[Records excerpted from a collection]
⁂

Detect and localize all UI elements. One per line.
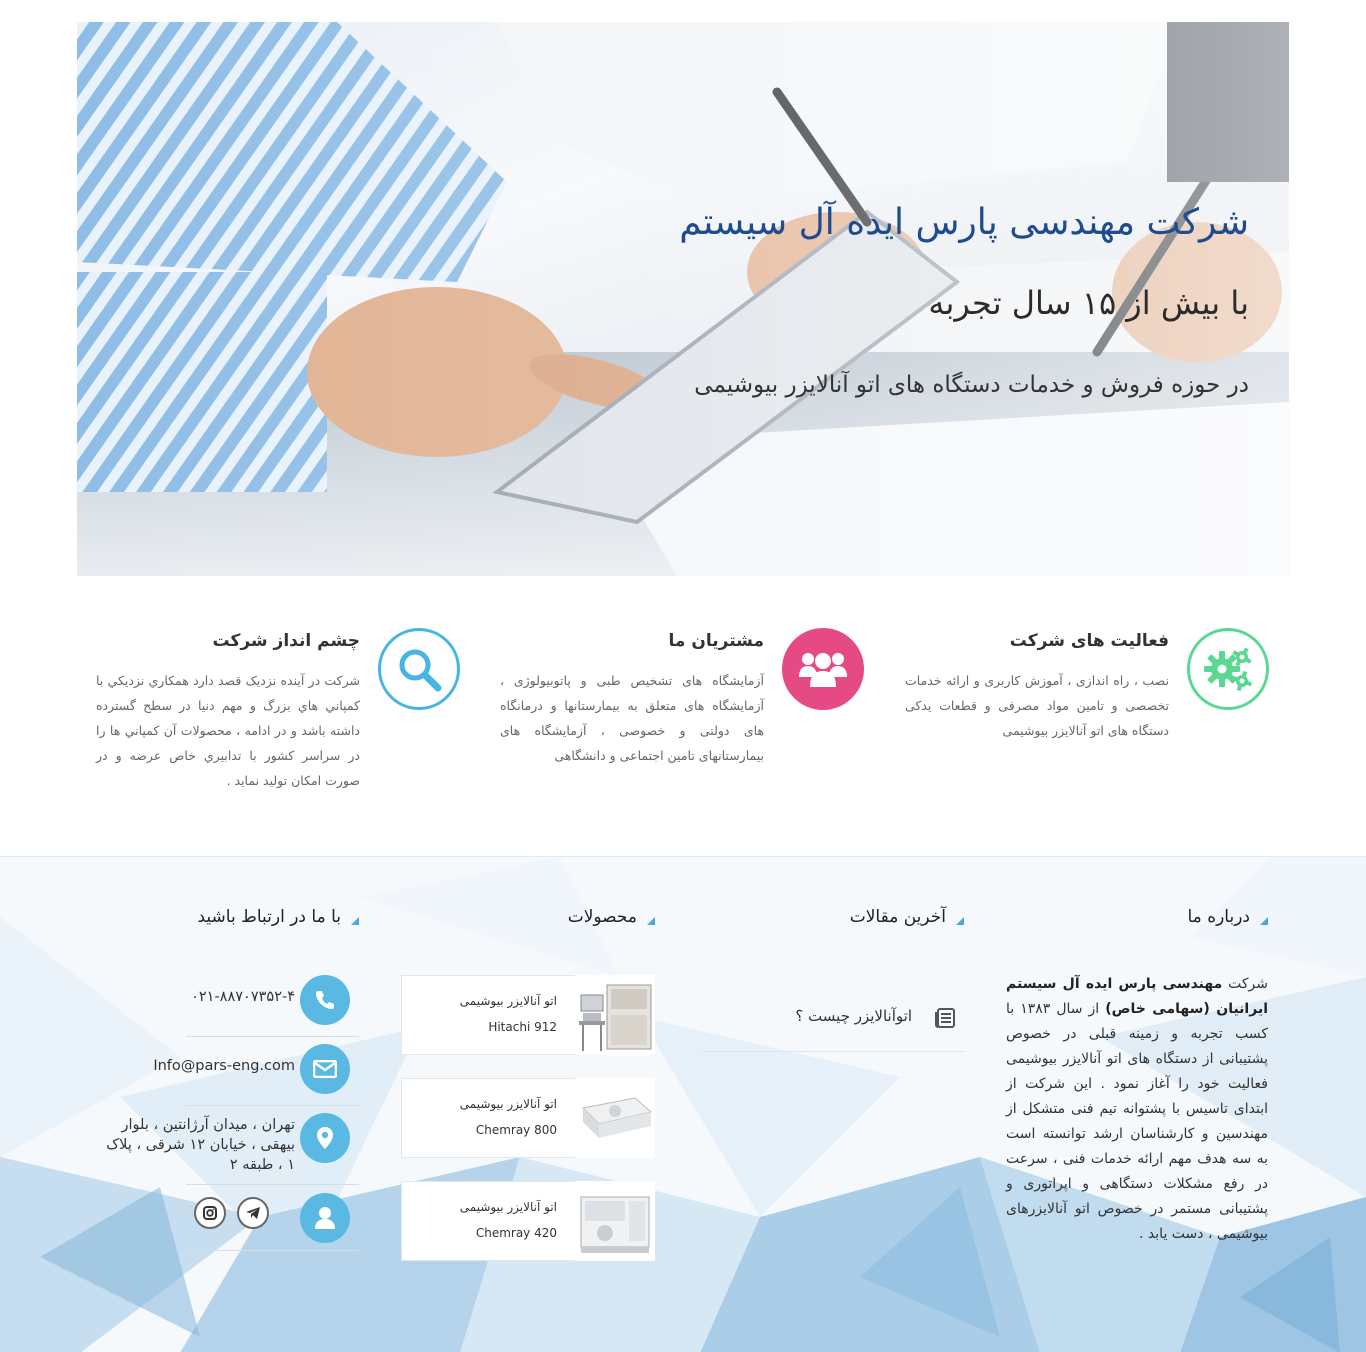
- hero-banner: شرکت مهندسی پارس ایده آل سیستم با بیش از…: [77, 22, 1289, 576]
- envelope-icon: [300, 1044, 350, 1094]
- contact-address-row: تهران ، میدان آرژانتین ، بلوار بیهقی ، خ…: [106, 1113, 359, 1185]
- product-image: [575, 1078, 655, 1158]
- footer-contact-column: با ما در ارتباط باشید ۰۲۱-۸۸۷۰۷۳۵۲-۴ Inf…: [106, 857, 359, 1352]
- heading-triangle-icon: [956, 917, 964, 925]
- product-model: Chemray 800: [475, 1123, 557, 1137]
- product-name: اتو آنالایزر بیوشیمی: [459, 1200, 557, 1214]
- feature-text: شرکت در آینده نزديک قصد دارد همکاري نزدي…: [96, 673, 360, 788]
- product-card[interactable]: اتو آنالایزر بیوشیمی Chemray 800: [401, 1078, 655, 1158]
- telegram-icon[interactable]: [237, 1197, 269, 1229]
- feature-title: چشم انداز شرکت: [212, 631, 360, 651]
- products-heading: محصولات: [568, 907, 655, 927]
- contact-email[interactable]: Info@pars-eng.com: [153, 1058, 295, 1074]
- product-model: Chemray 420: [475, 1226, 557, 1240]
- product-info: اتو آنالایزر بیوشیمی Chemray 420: [401, 1181, 575, 1261]
- users-icon: [782, 628, 864, 710]
- contact-phone-row: ۰۲۱-۸۸۷۰۷۳۵۲-۴: [186, 975, 359, 1037]
- gears-icon: [1187, 628, 1269, 710]
- product-image: [575, 1181, 655, 1261]
- map-marker-icon: [300, 1113, 350, 1163]
- divider: [186, 1036, 359, 1037]
- feature-vision: چشم انداز شرکت شرکت در آینده نزديک قصد د…: [88, 628, 460, 798]
- product-image: [575, 975, 655, 1055]
- feature-title: فعالیت های شرکت: [1009, 631, 1169, 651]
- feature-customers: مشتریان ما آزمایشگاه های تشخیص طبی و پات…: [492, 628, 864, 798]
- feature-text: نصب ، راه اندازی ، آموزش کاربری و ارائه …: [905, 673, 1169, 738]
- contact-social-row: [186, 1193, 359, 1251]
- heading-triangle-icon: [351, 917, 359, 925]
- product-info: اتو آنالایزر بیوشیمی Chemray 800: [401, 1078, 575, 1158]
- contact-heading: با ما در ارتباط باشید: [198, 907, 359, 927]
- heading-triangle-icon: [1260, 917, 1268, 925]
- contact-phone[interactable]: ۰۲۱-۸۸۷۰۷۳۵۲-۴: [191, 989, 295, 1005]
- contact-address: تهران ، میدان آرژانتین ، بلوار بیهقی ، خ…: [106, 1117, 295, 1173]
- user-icon: [300, 1193, 350, 1243]
- article-link[interactable]: اتوآنالایزر چیست ؟: [702, 1007, 964, 1052]
- contact-email-row: Info@pars-eng.com: [153, 1044, 359, 1106]
- instagram-icon[interactable]: [194, 1197, 226, 1229]
- product-card[interactable]: اتو آنالایزر بیوشیمی Hitachi 912: [401, 975, 655, 1055]
- product-info: اتو آنالایزر بیوشیمی Hitachi 912: [401, 975, 575, 1055]
- product-name: اتو آنالایزر بیوشیمی: [459, 994, 557, 1008]
- hero-subtitle: با بیش از ۱۵ سال تجربه: [928, 284, 1249, 322]
- footer-products-column: محصولات اتو آنالایزر بیوشیمی Hitachi 912: [401, 857, 655, 1352]
- feature-activities: فعالیت های شرکت نصب ، راه اندازی ، آموزش…: [897, 628, 1269, 798]
- product-name: اتو آنالایزر بیوشیمی: [459, 1097, 557, 1111]
- feature-title: مشتریان ما: [668, 631, 764, 651]
- site-footer: درباره ما شرکت مهندسی پارس ایده آل سیستم…: [0, 856, 1366, 1352]
- about-text: شرکت مهندسی پارس ایده آل سیستم ایرانیان …: [1006, 976, 1268, 1242]
- divider: [186, 1105, 359, 1106]
- divider: [186, 1184, 359, 1185]
- article-title[interactable]: اتوآنالایزر چیست ؟: [795, 1007, 912, 1025]
- footer-about-column: درباره ما شرکت مهندسی پارس ایده آل سیستم…: [1006, 857, 1268, 1352]
- phone-icon: [300, 975, 350, 1025]
- hero-tagline: در حوزه فروش و خدمات دستگاه های اتو آنال…: [694, 372, 1249, 398]
- product-model: Hitachi 912: [488, 1020, 557, 1034]
- footer-articles-column: آخرین مقالات اتوآنالایزر چیست ؟: [702, 857, 964, 1352]
- articles-heading: آخرین مقالات: [850, 907, 964, 927]
- newspaper-icon: [935, 1008, 955, 1028]
- divider: [186, 1250, 359, 1251]
- product-card[interactable]: اتو آنالایزر بیوشیمی Chemray 420: [401, 1181, 655, 1261]
- feature-text: آزمایشگاه های تشخیص طبی و پاتوبیولوژی ، …: [500, 673, 764, 763]
- hero-title: شرکت مهندسی پارس ایده آل سیستم: [679, 202, 1249, 243]
- about-heading: درباره ما: [1188, 907, 1268, 927]
- search-icon: [378, 628, 460, 710]
- heading-triangle-icon: [647, 917, 655, 925]
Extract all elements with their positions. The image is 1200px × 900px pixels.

⁂

• **Goal**: Reproduce every line of the items above character for character, omitting the pictures.

• **Written answer**:
Detect and localize all UI elements. One per line.
- hero-banner: شرکت مهندسی پارس ایده آل سیستم با بیش از…: [77, 22, 1289, 576]
- envelope-icon: [300, 1044, 350, 1094]
- contact-address-row: تهران ، میدان آرژانتین ، بلوار بیهقی ، خ…: [106, 1113, 359, 1185]
- product-image: [575, 1078, 655, 1158]
- footer-contact-column: با ما در ارتباط باشید ۰۲۱-۸۸۷۰۷۳۵۲-۴ Inf…: [106, 857, 359, 1352]
- heading-triangle-icon: [956, 917, 964, 925]
- product-model: Chemray 800: [475, 1123, 557, 1137]
- product-name: اتو آنالایزر بیوشیمی: [459, 1200, 557, 1214]
- feature-text: شرکت در آینده نزديک قصد دارد همکاري نزدي…: [96, 673, 360, 788]
- product-card[interactable]: اتو آنالایزر بیوشیمی Chemray 800: [401, 1078, 655, 1158]
- telegram-icon[interactable]: [237, 1197, 269, 1229]
- feature-title: چشم انداز شرکت: [212, 631, 360, 651]
- products-heading: محصولات: [568, 907, 655, 927]
- contact-email[interactable]: Info@pars-eng.com: [153, 1058, 295, 1074]
- product-model: Chemray 420: [475, 1226, 557, 1240]
- product-info: اتو آنالایزر بیوشیمی Chemray 420: [401, 1181, 575, 1261]
- users-icon: [782, 628, 864, 710]
- contact-phone-row: ۰۲۱-۸۸۷۰۷۳۵۲-۴: [186, 975, 359, 1037]
- gears-icon: [1187, 628, 1269, 710]
- product-image: [575, 1181, 655, 1261]
- map-marker-icon: [300, 1113, 350, 1163]
- divider: [186, 1036, 359, 1037]
- feature-vision: چشم انداز شرکت شرکت در آینده نزديک قصد د…: [88, 628, 460, 798]
- product-image: [575, 975, 655, 1055]
- feature-title: فعالیت های شرکت: [1009, 631, 1169, 651]
- feature-customers: مشتریان ما آزمایشگاه های تشخیص طبی و پات…: [492, 628, 864, 798]
- feature-text: نصب ، راه اندازی ، آموزش کاربری و ارائه …: [905, 673, 1169, 738]
- contact-social-row: [186, 1193, 359, 1251]
- heading-triangle-icon: [351, 917, 359, 925]
- product-info: اتو آنالایزر بیوشیمی Chemray 800: [401, 1078, 575, 1158]
- contact-heading: با ما در ارتباط باشید: [198, 907, 359, 927]
- heading-triangle-icon: [1260, 917, 1268, 925]
- contact-phone[interactable]: ۰۲۱-۸۸۷۰۷۳۵۲-۴: [191, 989, 295, 1005]
- contact-address: تهران ، میدان آرژانتین ، بلوار بیهقی ، خ…: [106, 1117, 295, 1173]
- user-icon: [300, 1193, 350, 1243]
- article-link[interactable]: اتوآنالایزر چیست ؟: [702, 1007, 964, 1052]
- contact-email-row: Info@pars-eng.com: [153, 1044, 359, 1106]
- instagram-icon[interactable]: [194, 1197, 226, 1229]
- product-card[interactable]: اتو آنالایزر بیوشیمی Hitachi 912: [401, 975, 655, 1055]
- product-info: اتو آنالایزر بیوشیمی Hitachi 912: [401, 975, 575, 1055]
- product-name: اتو آنالایزر بیوشیمی: [459, 994, 557, 1008]
- hero-subtitle: با بیش از ۱۵ سال تجربه: [928, 284, 1249, 322]
- footer-products-column: محصولات اتو آنالایزر بیوشیمی Hitachi 912: [401, 857, 655, 1352]
- feature-activities: فعالیت های شرکت نصب ، راه اندازی ، آموزش…: [897, 628, 1269, 798]
- product-name: اتو آنالایزر بیوشیمی: [459, 1097, 557, 1111]
- feature-title: مشتریان ما: [668, 631, 764, 651]
- site-footer: درباره ما شرکت مهندسی پارس ایده آل سیستم…: [0, 856, 1366, 1352]
- about-text: شرکت مهندسی پارس ایده آل سیستم ایرانیان …: [1006, 976, 1268, 1242]
- divider: [186, 1105, 359, 1106]
- divider: [186, 1184, 359, 1185]
- article-title[interactable]: اتوآنالایزر چیست ؟: [795, 1007, 912, 1025]
- footer-about-column: درباره ما شرکت مهندسی پارس ایده آل سیستم…: [1006, 857, 1268, 1352]
- phone-icon: [300, 975, 350, 1025]
- hero-tagline: در حوزه فروش و خدمات دستگاه های اتو آنال…: [694, 372, 1249, 398]
- product-model: Hitachi 912: [488, 1020, 557, 1034]
- footer-articles-column: آخرین مقالات اتوآنالایزر چیست ؟: [702, 857, 964, 1352]
- articles-heading: آخرین مقالات: [850, 907, 964, 927]
- newspaper-icon: [935, 1008, 955, 1028]
- divider: [186, 1250, 359, 1251]
- product-card[interactable]: اتو آنالایزر بیوشیمی Chemray 420: [401, 1181, 655, 1261]
- feature-text: آزمایشگاه های تشخیص طبی و پاتوبیولوژی ، …: [500, 673, 764, 763]
- hero-title: شرکت مهندسی پارس ایده آل سیستم: [679, 202, 1249, 243]
- about-heading: درباره ما: [1188, 907, 1268, 927]
- search-icon: [378, 628, 460, 710]
- heading-triangle-icon: [647, 917, 655, 925]
Extract all elements with their positions. The image is 1200px × 900px pixels.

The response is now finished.